● Exercise description
State how many of the rows below contain the string "scale" with matching capitalization, and give only that number.

==*==

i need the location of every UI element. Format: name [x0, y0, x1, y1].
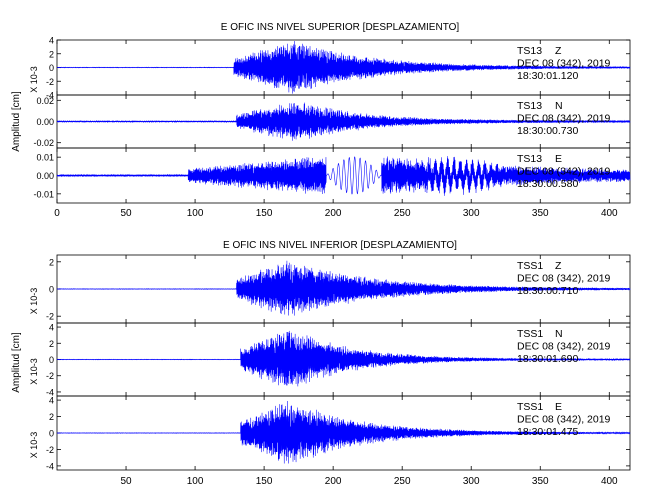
x-tick-label: 200 — [325, 476, 342, 487]
y-tick-label: 4 — [49, 36, 54, 46]
date-label: DEC 08 (342), 2019 — [517, 166, 611, 178]
x-tick-label: 350 — [532, 476, 549, 487]
y-tick-label: -2 — [46, 77, 54, 87]
y-tick-label: 0.00 — [36, 171, 54, 181]
station-label: TSS1 — [517, 401, 543, 413]
y-tick-label: 2 — [49, 412, 54, 422]
component-label: N — [555, 100, 563, 112]
time-label: 18:30:01.690 — [517, 353, 578, 365]
y-tick-label: 0.02 — [36, 96, 54, 106]
chart-1: E OFIC INS NIVEL INFERIOR [DESPLAZAMIENT… — [11, 240, 631, 487]
x-tick-label: 100 — [187, 476, 204, 487]
y-tick-label: 0 — [49, 285, 54, 295]
x-tick-label: 400 — [601, 476, 618, 487]
waveform-trace — [56, 156, 631, 196]
x-tick-label: 200 — [325, 208, 342, 219]
x-tick-label: 250 — [394, 476, 411, 487]
scale-label: X 10-3 — [29, 432, 39, 459]
chart-title: E OFIC INS NIVEL SUPERIOR [DESPLAZAMIENT… — [221, 22, 460, 33]
station-label: TS13 — [517, 45, 542, 57]
waveform-trace — [56, 400, 631, 464]
station-label: TSS1 — [517, 260, 543, 272]
component-label: Z — [555, 45, 562, 57]
component-label: Z — [555, 260, 562, 272]
station-label: TS13 — [517, 153, 542, 165]
x-tick-label: 100 — [187, 208, 204, 219]
chart-title: E OFIC INS NIVEL INFERIOR [DESPLAZAMIENT… — [223, 240, 457, 251]
y-tick-label: 0 — [49, 429, 54, 439]
waveform-trace — [56, 102, 631, 141]
x-tick-label: 300 — [463, 476, 480, 487]
date-label: DEC 08 (342), 2019 — [517, 414, 611, 426]
date-label: DEC 08 (342), 2019 — [517, 58, 611, 70]
time-label: 18:30:01.120 — [517, 70, 578, 82]
y-tick-label: -0.01 — [33, 189, 54, 199]
y-tick-label: -2 — [46, 371, 54, 381]
waveform-trace — [56, 260, 631, 316]
y-tick-label: -4 — [46, 387, 54, 397]
y-tick-label: 0.01 — [36, 153, 54, 163]
x-tick-label: 250 — [394, 208, 411, 219]
date-label: DEC 08 (342), 2019 — [517, 273, 611, 285]
station-label: TS13 — [517, 100, 542, 112]
x-tick-label: 150 — [256, 476, 273, 487]
y-tick-label: 2 — [49, 49, 54, 59]
chart-0: E OFIC INS NIVEL SUPERIOR [DESPLAZAMIENT… — [11, 22, 631, 219]
date-label: DEC 08 (342), 2019 — [517, 113, 611, 125]
component-label: E — [555, 153, 562, 165]
date-label: DEC 08 (342), 2019 — [517, 341, 611, 353]
x-tick-label: 50 — [120, 476, 132, 487]
y-tick-label: 2 — [49, 257, 54, 267]
station-label: TSS1 — [517, 328, 543, 340]
y-tick-label: -4 — [46, 461, 54, 471]
x-tick-label: 50 — [120, 208, 132, 219]
scale-label: X 10-3 — [29, 288, 39, 315]
x-tick-label: 0 — [54, 208, 60, 219]
y-tick-label: 4 — [49, 396, 54, 406]
component-label: E — [555, 401, 562, 413]
y-tick-label: 0.00 — [36, 117, 54, 127]
waveform-trace — [56, 40, 631, 94]
x-tick-label: 350 — [532, 208, 549, 219]
component-label: N — [555, 328, 563, 340]
y-tick-label: -4 — [46, 91, 54, 101]
y-tick-label: -2 — [46, 312, 54, 322]
x-tick-label: 300 — [463, 208, 480, 219]
y-axis-label: Amplitud [cm] — [11, 332, 22, 393]
waveform-trace — [56, 330, 631, 387]
x-tick-label: 150 — [256, 208, 273, 219]
y-tick-label: -2 — [46, 445, 54, 455]
y-tick-label: 0 — [49, 355, 54, 365]
y-axis-label: Amplitud [cm] — [11, 91, 22, 152]
x-tick-label: 400 — [601, 208, 618, 219]
y-tick-label: 2 — [49, 339, 54, 349]
time-label: 18:30:00.580 — [517, 178, 578, 190]
time-label: 18:30:00.710 — [517, 285, 578, 297]
y-tick-label: -0.02 — [33, 138, 54, 148]
time-label: 18:30:01.475 — [517, 426, 578, 438]
scale-label: X 10-3 — [29, 66, 39, 93]
y-tick-label: 0 — [49, 63, 54, 73]
time-label: 18:30:00.730 — [517, 125, 578, 137]
y-tick-label: 4 — [49, 323, 54, 333]
scale-label: X 10-3 — [29, 358, 39, 385]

==*==

● Worked answer
4